Written task — Your task is to repeat all of the material exactly.

Input for this task —
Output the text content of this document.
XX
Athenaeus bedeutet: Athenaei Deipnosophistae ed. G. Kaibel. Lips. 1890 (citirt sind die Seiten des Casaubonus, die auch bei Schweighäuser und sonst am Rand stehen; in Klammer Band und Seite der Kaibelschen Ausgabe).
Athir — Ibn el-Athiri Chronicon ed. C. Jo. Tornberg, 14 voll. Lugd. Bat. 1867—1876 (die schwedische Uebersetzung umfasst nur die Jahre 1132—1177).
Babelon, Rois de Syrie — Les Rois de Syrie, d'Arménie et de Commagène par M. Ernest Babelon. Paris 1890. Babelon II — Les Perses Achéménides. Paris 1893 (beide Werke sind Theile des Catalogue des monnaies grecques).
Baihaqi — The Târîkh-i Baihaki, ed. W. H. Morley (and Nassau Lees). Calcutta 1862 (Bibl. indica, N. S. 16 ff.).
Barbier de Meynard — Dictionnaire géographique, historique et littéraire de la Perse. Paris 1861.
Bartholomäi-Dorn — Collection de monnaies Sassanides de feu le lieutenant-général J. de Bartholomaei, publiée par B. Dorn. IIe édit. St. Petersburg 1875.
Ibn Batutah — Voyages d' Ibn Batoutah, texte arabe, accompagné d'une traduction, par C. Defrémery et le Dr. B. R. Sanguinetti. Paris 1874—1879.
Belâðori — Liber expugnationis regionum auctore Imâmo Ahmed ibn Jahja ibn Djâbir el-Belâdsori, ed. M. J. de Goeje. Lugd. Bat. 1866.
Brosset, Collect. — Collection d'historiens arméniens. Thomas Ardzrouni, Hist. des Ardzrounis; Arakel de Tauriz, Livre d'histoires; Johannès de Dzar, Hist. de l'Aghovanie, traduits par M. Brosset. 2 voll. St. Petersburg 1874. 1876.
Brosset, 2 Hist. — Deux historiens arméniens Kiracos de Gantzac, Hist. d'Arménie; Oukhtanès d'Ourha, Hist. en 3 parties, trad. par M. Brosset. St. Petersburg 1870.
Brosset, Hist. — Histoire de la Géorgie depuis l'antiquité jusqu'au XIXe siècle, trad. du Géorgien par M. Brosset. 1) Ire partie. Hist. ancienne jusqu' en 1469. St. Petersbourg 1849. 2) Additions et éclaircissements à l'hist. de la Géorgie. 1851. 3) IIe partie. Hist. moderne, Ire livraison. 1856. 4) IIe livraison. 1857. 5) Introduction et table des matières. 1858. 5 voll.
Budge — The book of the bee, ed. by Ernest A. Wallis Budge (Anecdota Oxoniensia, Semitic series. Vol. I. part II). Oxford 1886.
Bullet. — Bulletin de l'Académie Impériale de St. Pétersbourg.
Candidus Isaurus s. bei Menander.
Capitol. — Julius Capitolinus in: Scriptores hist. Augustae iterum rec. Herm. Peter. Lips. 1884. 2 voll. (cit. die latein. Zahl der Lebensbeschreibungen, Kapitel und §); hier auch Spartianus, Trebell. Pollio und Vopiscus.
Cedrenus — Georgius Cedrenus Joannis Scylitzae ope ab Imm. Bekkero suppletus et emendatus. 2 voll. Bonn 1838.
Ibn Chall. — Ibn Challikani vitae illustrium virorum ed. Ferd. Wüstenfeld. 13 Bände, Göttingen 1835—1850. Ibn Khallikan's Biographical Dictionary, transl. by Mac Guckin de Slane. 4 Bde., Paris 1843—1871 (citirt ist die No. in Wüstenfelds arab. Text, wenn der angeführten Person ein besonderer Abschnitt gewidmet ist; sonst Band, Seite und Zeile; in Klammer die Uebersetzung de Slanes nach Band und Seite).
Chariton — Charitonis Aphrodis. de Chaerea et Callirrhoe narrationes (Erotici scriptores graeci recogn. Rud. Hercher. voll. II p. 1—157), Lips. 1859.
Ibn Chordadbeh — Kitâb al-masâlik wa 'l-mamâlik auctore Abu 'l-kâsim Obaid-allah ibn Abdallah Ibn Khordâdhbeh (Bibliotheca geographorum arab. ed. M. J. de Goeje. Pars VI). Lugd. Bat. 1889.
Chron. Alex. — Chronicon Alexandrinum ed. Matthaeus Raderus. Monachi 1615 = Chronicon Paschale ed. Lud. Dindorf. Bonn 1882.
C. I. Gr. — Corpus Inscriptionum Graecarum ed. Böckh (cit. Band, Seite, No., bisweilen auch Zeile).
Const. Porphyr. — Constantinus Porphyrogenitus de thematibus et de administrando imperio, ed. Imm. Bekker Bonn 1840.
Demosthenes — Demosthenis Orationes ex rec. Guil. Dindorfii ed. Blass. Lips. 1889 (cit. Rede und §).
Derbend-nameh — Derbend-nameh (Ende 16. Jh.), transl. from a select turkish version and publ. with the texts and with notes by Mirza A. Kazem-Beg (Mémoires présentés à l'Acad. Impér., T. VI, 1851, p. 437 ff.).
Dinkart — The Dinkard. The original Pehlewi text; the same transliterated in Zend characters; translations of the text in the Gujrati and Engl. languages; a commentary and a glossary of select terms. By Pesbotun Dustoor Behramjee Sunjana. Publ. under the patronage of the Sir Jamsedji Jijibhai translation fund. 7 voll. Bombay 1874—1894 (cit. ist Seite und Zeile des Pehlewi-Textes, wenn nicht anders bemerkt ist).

Result —
Output the text content of this document.
XX
Athenaeus bedeutet: Athenaei Deipnosophistae ed. G. Kaibel. Lips. 1890 (citirt sind die Seiten des Casaubonus, die auch bei Schweighäuser und sonst am Rand stehen; in Klammer Band und Seite der Kaibelschen Ausgabe).
Athir — Ibn el-Athiri Chronicon ed. C. Jo. Tornberg, 14 voll. Lugd. Bat. 1867—1876 (die schwedische Uebersetzung umfasst nur die Jahre 1132—1177).
Babelon, Rois de Syrie — Les Rois de Syrie, d'Arménie et de Commagène par M. Ernest Babelon. Paris 1890. Babelon II — Les Perses Achéménides. Paris 1893 (beide Werke sind Theile des Catalogue des monnaies grecques).
Baihaqi — The Târîkh-i Baihaki, ed. W. H. Morley (and Nassau Lees). Calcutta 1862 (Bibl. indica, N. S. 16 ff.).
Barbier de Meynard — Dictionnaire géographique, historique et littéraire de la Perse. Paris 1861.
Bartholomäi-Dorn — Collection de monnaies Sassanides de feu le lieutenant-général J. de Bartholomaei, publiée par B. Dorn. IIe édit. St. Petersburg 1875.
Ibn Batutah — Voyages d' Ibn Batoutah, texte arabe, accompagné d'une traduction, par C. Defrémery et le Dr. B. R. Sanguinetti. Paris 1874—1879.
Belâðori — Liber expugnationis regionum auctore Imâmo Ahmed ibn Jahja ibn Djâbir el-Belâdsori, ed. M. J. de Goeje. Lugd. Bat. 1866.
Brosset, Collect. — Collection d'historiens arméniens. Thomas Ardzrouni, Hist. des Ardzrounis; Arakel de Tauriz, Livre d'histoires; Johannès de Dzar, Hist. de l'Aghovanie, traduits par M. Brosset. 2 voll. St. Petersburg 1874. 1876.
Brosset, 2 Hist. — Deux historiens arméniens Kiracos de Gantzac, Hist. d'Arménie; Oukhtanès d'Ourha, Hist. en 3 parties, trad. par M. Brosset. St. Petersburg 1870.
Brosset, Hist. — Histoire de la Géorgie depuis l'antiquité jusqu'au XIXe siècle, trad. du Géorgien par M. Brosset. 1) Ire partie. Hist. ancienne jusqu' en 1469. St. Petersbourg 1849. 2) Additions et éclaircissements à l'hist. de la Géorgie. 1851. 3) IIe partie. Hist. moderne, Ire livraison. 1856. 4) IIe livraison. 1857. 5) Introduction et table des matières. 1858. 5 voll.
Budge — The book of the bee, ed. by Ernest A. Wallis Budge (Anecdota Oxoniensia, Semitic series. Vol. I. part II). Oxford 1886.
Bullet. — Bulletin de l'Académie Impériale de St. Pétersbourg.
Candidus Isaurus s. bei Menander.
Capitol. — Julius Capitolinus in: Scriptores hist. Augustae iterum rec. Herm. Peter. Lips. 1884. 2 voll. (cit. die latein. Zahl der Lebensbeschreibungen, Kapitel und §); hier auch Spartianus, Trebell. Pollio und Vopiscus.
Cedrenus — Georgius Cedrenus Joannis Scylitzae ope ab Imm. Bekkero suppletus et emendatus. 2 voll. Bonn 1838.
Ibn Chall. — Ibn Challikani vitae illustrium virorum ed. Ferd. Wüstenfeld. 13 Bände, Göttingen 1835—1850. Ibn Khallikan's Biographical Dictionary, transl. by Mac Guckin de Slane. 4 Bde., Paris 1843—1871 (citirt ist die No. in Wüstenfelds arab. Text, wenn der angeführten Person ein besonderer Abschnitt gewidmet ist; sonst Band, Seite und Zeile; in Klammer die Uebersetzung de Slanes nach Band und Seite).
Chariton — Charitonis Aphrodis. de Chaerea et Callirrhoe narrationes (Erotici scriptores graeci recogn. Rud. Hercher. voll. II p. 1—157), Lips. 1859.
Ibn Chordadbeh — Kitâb al-masâlik wa 'l-mamâlik auctore Abu 'l-kâsim Obaid-allah ibn Abdallah Ibn Khordâdhbeh (Bibliotheca geographorum arab. ed. M. J. de Goeje. Pars VI). Lugd. Bat. 1889.
Chron. Alex. — Chronicon Alexandrinum ed. Matthaeus Raderus. Monachi 1615 = Chronicon Paschale ed. Lud. Dindorf. Bonn 1882.
C. I. Gr. — Corpus Inscriptionum Graecarum ed. Böckh (cit. Band, Seite, No., bisweilen auch Zeile).
Const. Porphyr. — Constantinus Porphyrogenitus de thematibus et de administrando imperio, ed. Imm. Bekker Bonn 1840.
Demosthenes — Demosthenis Orationes ex rec. Guil. Dindorfii ed. Blass. Lips. 1889 (cit. Rede und §).
Derbend-nameh — Derbend-nameh (Ende 16. Jh.), transl. from a select turkish version and publ. with the texts and with notes by Mirza A. Kazem-Beg (Mémoires présentés à l'Acad. Impér., T. VI, 1851, p. 437 ff.).
Dinkart — The Dinkard. The original Pehlewi text; the same transliterated in Zend characters; translations of the text in the Gujrati and Engl. languages; a commentary and a glossary of select terms. By Pesbotun Dustoor Behramjee Sunjana. Publ. under the patronage of the Sir Jamsedji Jijibhai translation fund. 7 voll. Bombay 1874—1894 (cit. ist Seite und Zeile des Pehlewi-Textes, wenn nicht anders bemerkt ist).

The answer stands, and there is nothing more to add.